Copy all of the data below line for line, keeping every word, number and bracket unchanged.

[Data excerpted from a collection]

╭──

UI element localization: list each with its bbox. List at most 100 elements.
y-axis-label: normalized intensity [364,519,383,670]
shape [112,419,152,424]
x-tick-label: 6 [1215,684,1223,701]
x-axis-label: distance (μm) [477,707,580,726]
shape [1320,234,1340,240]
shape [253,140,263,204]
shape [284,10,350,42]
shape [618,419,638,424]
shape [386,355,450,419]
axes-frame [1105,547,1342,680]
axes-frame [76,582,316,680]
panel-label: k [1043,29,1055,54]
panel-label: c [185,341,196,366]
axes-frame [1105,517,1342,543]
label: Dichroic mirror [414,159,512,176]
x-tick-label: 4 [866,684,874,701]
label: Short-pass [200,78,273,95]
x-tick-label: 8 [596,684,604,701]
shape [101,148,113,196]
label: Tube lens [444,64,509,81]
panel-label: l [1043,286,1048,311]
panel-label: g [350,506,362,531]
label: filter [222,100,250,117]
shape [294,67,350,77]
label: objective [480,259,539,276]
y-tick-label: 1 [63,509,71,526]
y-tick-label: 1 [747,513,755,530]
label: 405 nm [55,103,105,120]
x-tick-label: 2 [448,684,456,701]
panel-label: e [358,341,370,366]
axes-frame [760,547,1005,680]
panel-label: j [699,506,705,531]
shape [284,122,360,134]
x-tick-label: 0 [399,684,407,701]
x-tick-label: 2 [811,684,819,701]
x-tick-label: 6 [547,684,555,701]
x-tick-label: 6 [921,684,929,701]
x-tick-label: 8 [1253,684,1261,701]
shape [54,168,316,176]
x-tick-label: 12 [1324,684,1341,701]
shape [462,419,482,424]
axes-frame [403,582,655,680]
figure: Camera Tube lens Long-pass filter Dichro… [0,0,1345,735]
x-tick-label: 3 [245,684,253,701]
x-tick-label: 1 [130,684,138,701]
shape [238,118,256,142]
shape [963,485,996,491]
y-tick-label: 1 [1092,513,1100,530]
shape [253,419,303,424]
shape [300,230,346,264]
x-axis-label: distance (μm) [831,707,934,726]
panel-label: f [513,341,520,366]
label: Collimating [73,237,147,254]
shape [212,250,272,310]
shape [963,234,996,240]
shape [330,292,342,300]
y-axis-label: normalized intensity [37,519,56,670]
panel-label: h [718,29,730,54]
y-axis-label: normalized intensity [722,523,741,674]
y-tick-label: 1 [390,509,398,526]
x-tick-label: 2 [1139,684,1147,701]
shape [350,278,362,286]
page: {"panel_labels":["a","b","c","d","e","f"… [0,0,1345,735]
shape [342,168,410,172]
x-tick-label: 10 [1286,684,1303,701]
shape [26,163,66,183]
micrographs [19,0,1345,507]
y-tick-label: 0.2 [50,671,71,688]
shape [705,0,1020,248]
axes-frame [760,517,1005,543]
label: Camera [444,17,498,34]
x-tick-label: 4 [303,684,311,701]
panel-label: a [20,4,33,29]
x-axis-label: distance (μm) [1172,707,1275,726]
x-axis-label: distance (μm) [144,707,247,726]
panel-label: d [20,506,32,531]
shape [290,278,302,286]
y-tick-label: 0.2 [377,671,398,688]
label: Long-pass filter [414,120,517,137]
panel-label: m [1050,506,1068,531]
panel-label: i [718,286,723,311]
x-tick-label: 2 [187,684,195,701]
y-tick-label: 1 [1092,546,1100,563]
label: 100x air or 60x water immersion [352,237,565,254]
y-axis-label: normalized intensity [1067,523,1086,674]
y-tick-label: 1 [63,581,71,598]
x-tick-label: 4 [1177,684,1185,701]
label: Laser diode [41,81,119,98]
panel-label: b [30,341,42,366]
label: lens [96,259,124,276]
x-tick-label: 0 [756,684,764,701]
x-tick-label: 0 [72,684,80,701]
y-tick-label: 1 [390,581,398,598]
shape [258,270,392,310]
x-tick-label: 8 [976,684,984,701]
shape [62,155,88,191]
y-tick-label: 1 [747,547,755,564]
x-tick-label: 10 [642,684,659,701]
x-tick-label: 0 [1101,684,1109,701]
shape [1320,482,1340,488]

╰──

- **EXERCISE RESPONSE**
UI element localization: list each with its bbox. List at most 100 elements.
y-axis-label: normalized intensity [364,519,383,670]
shape [112,419,152,424]
x-tick-label: 6 [1215,684,1223,701]
x-axis-label: distance (μm) [477,707,580,726]
shape [1320,234,1340,240]
shape [253,140,263,204]
shape [284,10,350,42]
shape [618,419,638,424]
shape [386,355,450,419]
axes-frame [1105,547,1342,680]
axes-frame [76,582,316,680]
panel-label: k [1043,29,1055,54]
panel-label: c [185,341,196,366]
axes-frame [1105,517,1342,543]
label: Dichroic mirror [414,159,512,176]
x-tick-label: 4 [866,684,874,701]
label: Short-pass [200,78,273,95]
x-tick-label: 8 [596,684,604,701]
shape [101,148,113,196]
label: Tube lens [444,64,509,81]
panel-label: l [1043,286,1048,311]
panel-label: g [350,506,362,531]
label: filter [222,100,250,117]
shape [294,67,350,77]
label: objective [480,259,539,276]
y-tick-label: 1 [63,509,71,526]
y-tick-label: 1 [747,513,755,530]
label: 405 nm [55,103,105,120]
x-tick-label: 2 [448,684,456,701]
panel-label: e [358,341,370,366]
axes-frame [760,547,1005,680]
panel-label: j [699,506,705,531]
shape [284,122,360,134]
x-tick-label: 0 [399,684,407,701]
x-tick-label: 2 [811,684,819,701]
x-tick-label: 6 [547,684,555,701]
x-tick-label: 6 [921,684,929,701]
x-tick-label: 8 [1253,684,1261,701]
shape [54,168,316,176]
x-tick-label: 12 [1324,684,1341,701]
shape [462,419,482,424]
axes-frame [403,582,655,680]
figure: Camera Tube lens Long-pass filter Dichro… [0,0,1345,735]
x-tick-label: 3 [245,684,253,701]
x-tick-label: 1 [130,684,138,701]
shape [238,118,256,142]
shape [963,485,996,491]
y-tick-label: 1 [1092,513,1100,530]
shape [253,419,303,424]
shape [300,230,346,264]
x-axis-label: distance (μm) [831,707,934,726]
panel-label: f [513,341,520,366]
label: Collimating [73,237,147,254]
shape [212,250,272,310]
shape [963,234,996,240]
shape [330,292,342,300]
y-axis-label: normalized intensity [37,519,56,670]
panel-label: h [718,29,730,54]
y-axis-label: normalized intensity [722,523,741,674]
y-tick-label: 1 [390,509,398,526]
x-tick-label: 2 [1139,684,1147,701]
shape [350,278,362,286]
page: {"panel_labels":["a","b","c","d","e","f"… [0,0,1345,735]
shape [342,168,410,172]
x-tick-label: 10 [1286,684,1303,701]
shape [26,163,66,183]
micrographs [19,0,1345,507]
y-tick-label: 0.2 [50,671,71,688]
shape [705,0,1020,248]
axes-frame [760,517,1005,543]
label: Camera [444,17,498,34]
x-tick-label: 4 [303,684,311,701]
panel-label: a [20,4,33,29]
x-axis-label: distance (μm) [1172,707,1275,726]
x-axis-label: distance (μm) [144,707,247,726]
panel-label: d [20,506,32,531]
shape [290,278,302,286]
y-tick-label: 0.2 [377,671,398,688]
label: Long-pass filter [414,120,517,137]
panel-label: m [1050,506,1068,531]
panel-label: i [718,286,723,311]
x-tick-label: 2 [187,684,195,701]
y-tick-label: 1 [1092,546,1100,563]
label: 100x air or 60x water immersion [352,237,565,254]
y-axis-label: normalized intensity [1067,523,1086,674]
y-tick-label: 1 [63,581,71,598]
x-tick-label: 4 [1177,684,1185,701]
label: Laser diode [41,81,119,98]
panel-label: b [30,341,42,366]
label: lens [96,259,124,276]
x-tick-label: 0 [756,684,764,701]
x-tick-label: 0 [72,684,80,701]
y-tick-label: 1 [390,581,398,598]
shape [258,270,392,310]
x-tick-label: 8 [976,684,984,701]
shape [62,155,88,191]
y-tick-label: 1 [747,547,755,564]
x-tick-label: 10 [642,684,659,701]
x-tick-label: 0 [1101,684,1109,701]
shape [1320,482,1340,488]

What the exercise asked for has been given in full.